▶ _DIRECTIVE_:
Retype all material exactly. Pictures stay out of the copy.
[Begin SUPPLIED DATA]
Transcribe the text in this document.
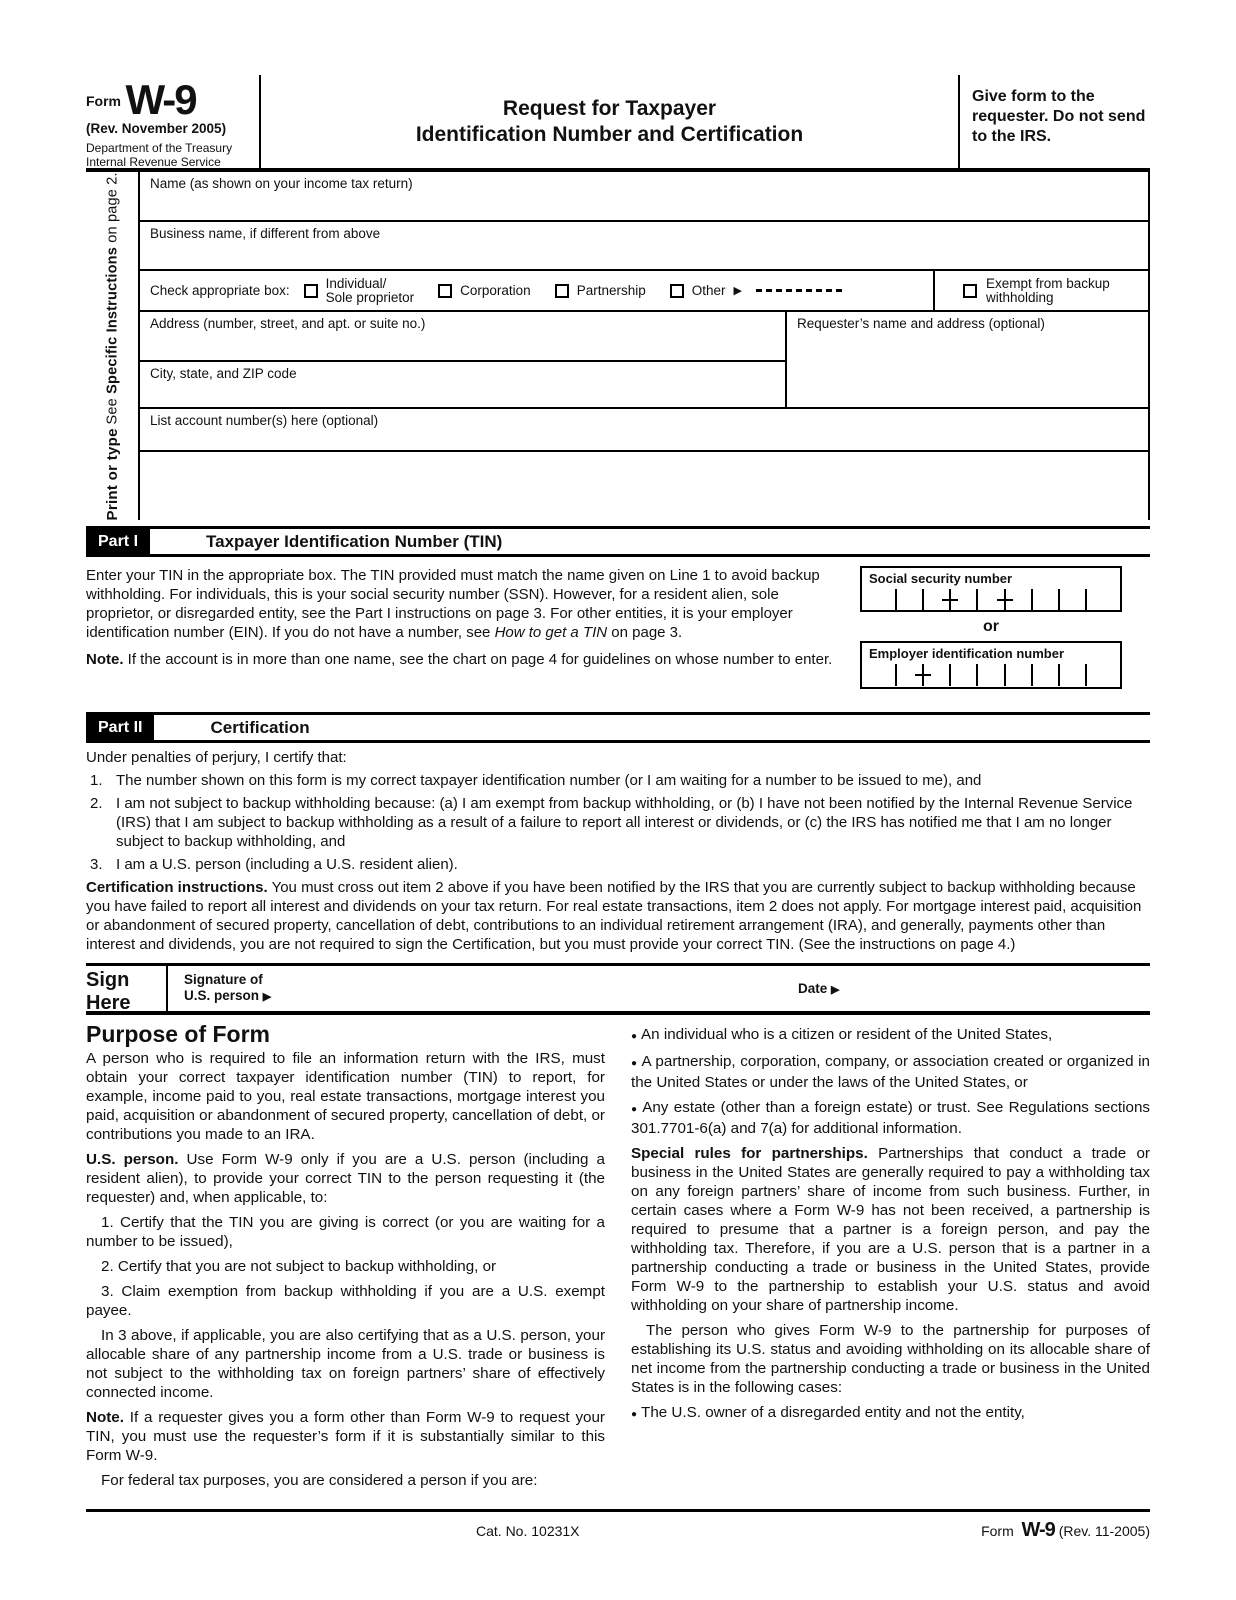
Form W-9
(Rev. November 2005)
Department of the Treasury
Internal Revenue Service
Request for Taxpayer
Identification Number and Certification
Give form to the requester. Do not send to the IRS.
Print or type
See Specific Instructions on page 2. Name (as shown on your income tax return)
Business name, if different from above
Check appropriate box:	Individual/
Sole proprietor	Corporation	Partnership	Other ▶
Exempt from backup
withholding
Address (number, street, and apt. or suite no.)
City, state, and ZIP code
Requester’s name and address (optional)
List account number(s) here (optional)
Part I	Taxpayer Identification Number (TIN)

Enter your TIN in the appropriate box. The TIN provided must match the name given on Line 1 to avoid backup withholding. For individuals, this is your social security number (SSN). However, for a resident alien, sole proprietor, or disregarded entity, see the Part I instructions on page 3. For other entities, it is your employer identification number (EIN). If you do not have a number, see How to get a TIN on page 3.

Note. If the account is in more than one name, see the chart on page 4 for guidelines on whose number to enter.

Social security number
or
Employer identification number
Part II	Certification

Under penalties of perjury, I certify that:

1. The number shown on this form is my correct taxpayer identification number (or I am waiting for a number to be issued to me), and
2. I am not subject to backup withholding because: (a) I am exempt from backup withholding, or (b) I have not been notified by the Internal Revenue Service (IRS) that I am subject to backup withholding as a result of a failure to report all interest or dividends, or (c) the IRS has notified me that I am no longer subject to backup withholding, and
3. I am a U.S. person (including a U.S. resident alien).

Certification instructions. You must cross out item 2 above if you have been notified by the IRS that you are currently subject to backup withholding because you have failed to report all interest and dividends on your tax return. For real estate transactions, item 2 does not apply. For mortgage interest paid, acquisition or abandonment of secured property, cancellation of debt, contributions to an individual retirement arrangement (IRA), and generally, payments other than interest and dividends, you are not required to sign the Certification, but you must provide your correct TIN. (See the instructions on page 4.)

Sign
Here
Signature of
U.S. person ▶
Date ▶
Purpose of Form

A person who is required to file an information return with the IRS, must obtain your correct taxpayer identification number (TIN) to report, for example, income paid to you, real estate transactions, mortgage interest you paid, acquisition or abandonment of secured property, cancellation of debt, or contributions you made to an IRA.

U.S. person. Use Form W-9 only if you are a U.S. person (including a resident alien), to provide your correct TIN to the person requesting it (the requester) and, when applicable, to:

1. Certify that the TIN you are giving is correct (or you are waiting for a number to be issued),

2. Certify that you are not subject to backup withholding, or

3. Claim exemption from backup withholding if you are a U.S. exempt payee.

In 3 above, if applicable, you are also certifying that as a U.S. person, your allocable share of any partnership income from a U.S. trade or business is not subject to the withholding tax on foreign partners’ share of effectively connected income.

Note. If a requester gives you a form other than Form W-9 to request your TIN, you must use the requester’s form if it is substantially similar to this Form W-9.

For federal tax purposes, you are considered a person if you are:

● An individual who is a citizen or resident of the United States,

● A partnership, corporation, company, or association created or organized in the United States or under the laws of the United States, or

● Any estate (other than a foreign estate) or trust. See Regulations sections 301.7701-6(a) and 7(a) for additional information.

Special rules for partnerships. Partnerships that conduct a trade or business in the United States are generally required to pay a withholding tax on any foreign partners’ share of income from such business. Further, in certain cases where a Form W-9 has not been received, a partnership is required to presume that a partner is a foreign person, and pay the withholding tax. Therefore, if you are a U.S. person that is a partner in a partnership conducting a trade or business in the United States, provide Form W-9 to the partnership to establish your U.S. status and avoid withholding on your share of partnership income.

The person who gives Form W-9 to the partnership for purposes of establishing its U.S. status and avoiding withholding on its allocable share of net income from the partnership conducting a trade or business in the United States is in the following cases:

● The U.S. owner of a disregarded entity and not the entity,

Cat. No. 10231X	Form W-9 (Rev. 11-2005)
[End SUPPLIED DATA]
▶ _THE SOLUTION_:
Transcribe the text in this document.
Form W-9
(Rev. November 2005)
Department of the Treasury
Internal Revenue Service
Request for Taxpayer
Identification Number and Certification
Give form to the requester. Do not send to the IRS.
Print or type
See Specific Instructions on page 2. Name (as shown on your income tax return)
Business name, if different from above
Check appropriate box:	Individual/
Sole proprietor	Corporation	Partnership	Other ▶
Exempt from backup
withholding
Address (number, street, and apt. or suite no.)
City, state, and ZIP code
Requester’s name and address (optional)
List account number(s) here (optional)
Part I	Taxpayer Identification Number (TIN)

Enter your TIN in the appropriate box. The TIN provided must match the name given on Line 1 to avoid backup withholding. For individuals, this is your social security number (SSN). However, for a resident alien, sole proprietor, or disregarded entity, see the Part I instructions on page 3. For other entities, it is your employer identification number (EIN). If you do not have a number, see How to get a TIN on page 3.

Note. If the account is in more than one name, see the chart on page 4 for guidelines on whose number to enter.

Social security number
or
Employer identification number
Part II	Certification

Under penalties of perjury, I certify that:

1. The number shown on this form is my correct taxpayer identification number (or I am waiting for a number to be issued to me), and
2. I am not subject to backup withholding because: (a) I am exempt from backup withholding, or (b) I have not been notified by the Internal Revenue Service (IRS) that I am subject to backup withholding as a result of a failure to report all interest or dividends, or (c) the IRS has notified me that I am no longer subject to backup withholding, and
3. I am a U.S. person (including a U.S. resident alien).

Certification instructions. You must cross out item 2 above if you have been notified by the IRS that you are currently subject to backup withholding because you have failed to report all interest and dividends on your tax return. For real estate transactions, item 2 does not apply. For mortgage interest paid, acquisition or abandonment of secured property, cancellation of debt, contributions to an individual retirement arrangement (IRA), and generally, payments other than interest and dividends, you are not required to sign the Certification, but you must provide your correct TIN. (See the instructions on page 4.)

Sign
Here
Signature of
U.S. person ▶
Date ▶
Purpose of Form

A person who is required to file an information return with the IRS, must obtain your correct taxpayer identification number (TIN) to report, for example, income paid to you, real estate transactions, mortgage interest you paid, acquisition or abandonment of secured property, cancellation of debt, or contributions you made to an IRA.

U.S. person. Use Form W-9 only if you are a U.S. person (including a resident alien), to provide your correct TIN to the person requesting it (the requester) and, when applicable, to:

1. Certify that the TIN you are giving is correct (or you are waiting for a number to be issued),

2. Certify that you are not subject to backup withholding, or

3. Claim exemption from backup withholding if you are a U.S. exempt payee.

In 3 above, if applicable, you are also certifying that as a U.S. person, your allocable share of any partnership income from a U.S. trade or business is not subject to the withholding tax on foreign partners’ share of effectively connected income.

Note. If a requester gives you a form other than Form W-9 to request your TIN, you must use the requester’s form if it is substantially similar to this Form W-9.

For federal tax purposes, you are considered a person if you are:

● An individual who is a citizen or resident of the United States,

● A partnership, corporation, company, or association created or organized in the United States or under the laws of the United States, or

● Any estate (other than a foreign estate) or trust. See Regulations sections 301.7701-6(a) and 7(a) for additional information.

Special rules for partnerships. Partnerships that conduct a trade or business in the United States are generally required to pay a withholding tax on any foreign partners’ share of income from such business. Further, in certain cases where a Form W-9 has not been received, a partnership is required to presume that a partner is a foreign person, and pay the withholding tax. Therefore, if you are a U.S. person that is a partner in a partnership conducting a trade or business in the United States, provide Form W-9 to the partnership to establish your U.S. status and avoid withholding on your share of partnership income.

The person who gives Form W-9 to the partnership for purposes of establishing its U.S. status and avoiding withholding on its allocable share of net income from the partnership conducting a trade or business in the United States is in the following cases:

● The U.S. owner of a disregarded entity and not the entity,

Cat. No. 10231X	Form W-9 (Rev. 11-2005)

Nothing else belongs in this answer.